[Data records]
____________
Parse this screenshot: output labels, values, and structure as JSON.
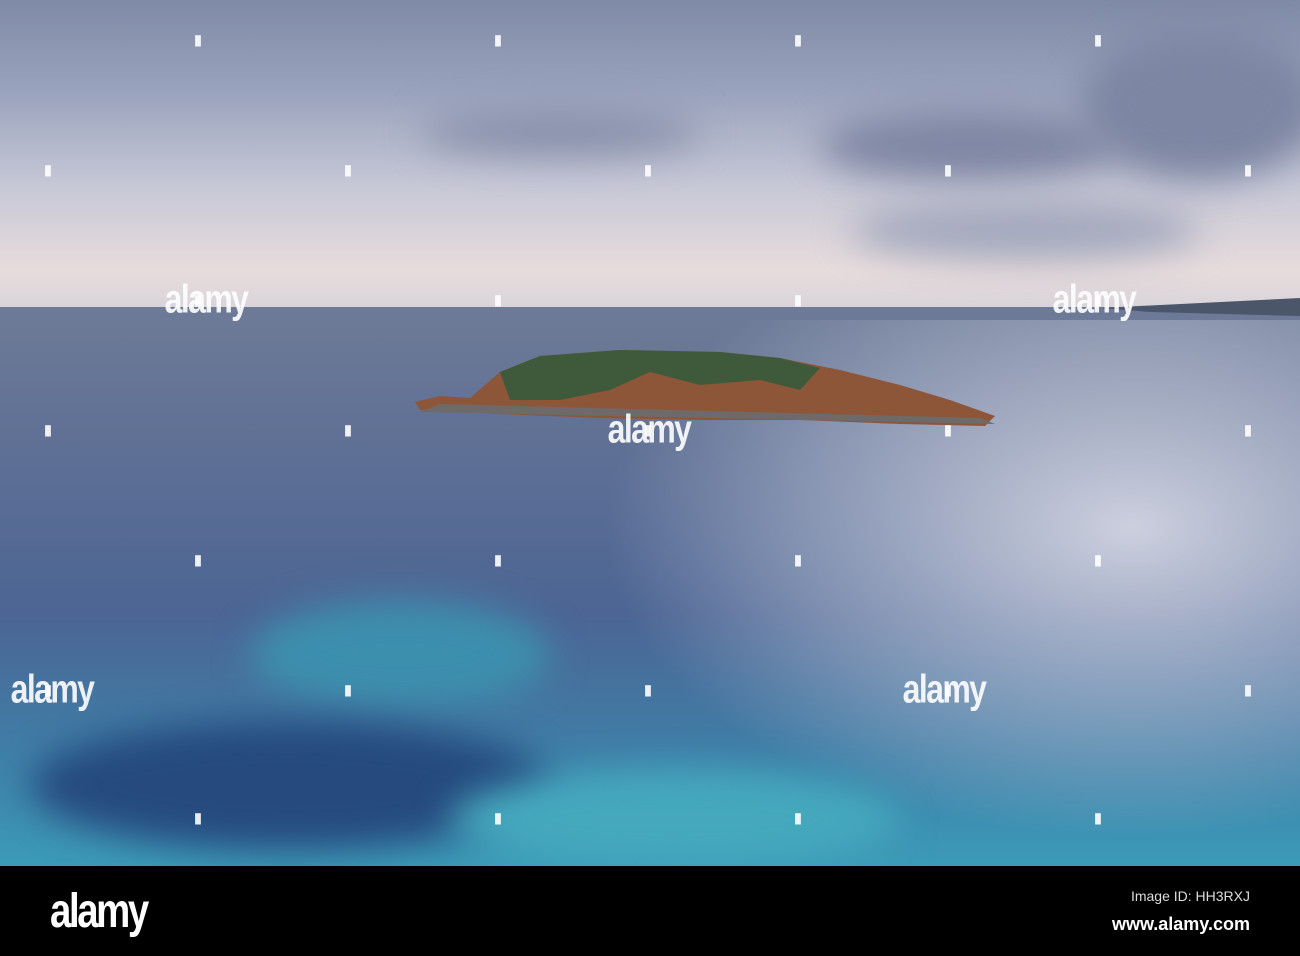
{
  "watermark": "alamy",
  "footer": {
    "logo": "alamy",
    "image_id": "Image ID: HH3RXJ",
    "website": "www.alamy.com"
  },
  "colors": {
    "sky_top": "#7f8aa6",
    "horizon": "#e7dcdc",
    "sea_deep": "#4c6594",
    "sea_turquoise": "#3b9bb8",
    "island_rock": "#9a5a3a",
    "island_green": "#3c5a3a"
  }
}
____________
Leave out the pictures and restate everything else word for word.

**Result for this task**
Parse this screenshot: output labels, values, and structure as JSON.
{
  "watermark": "alamy",
  "footer": {
    "logo": "alamy",
    "image_id": "Image ID: HH3RXJ",
    "website": "www.alamy.com"
  },
  "colors": {
    "sky_top": "#7f8aa6",
    "horizon": "#e7dcdc",
    "sea_deep": "#4c6594",
    "sea_turquoise": "#3b9bb8",
    "island_rock": "#9a5a3a",
    "island_green": "#3c5a3a"
  }
}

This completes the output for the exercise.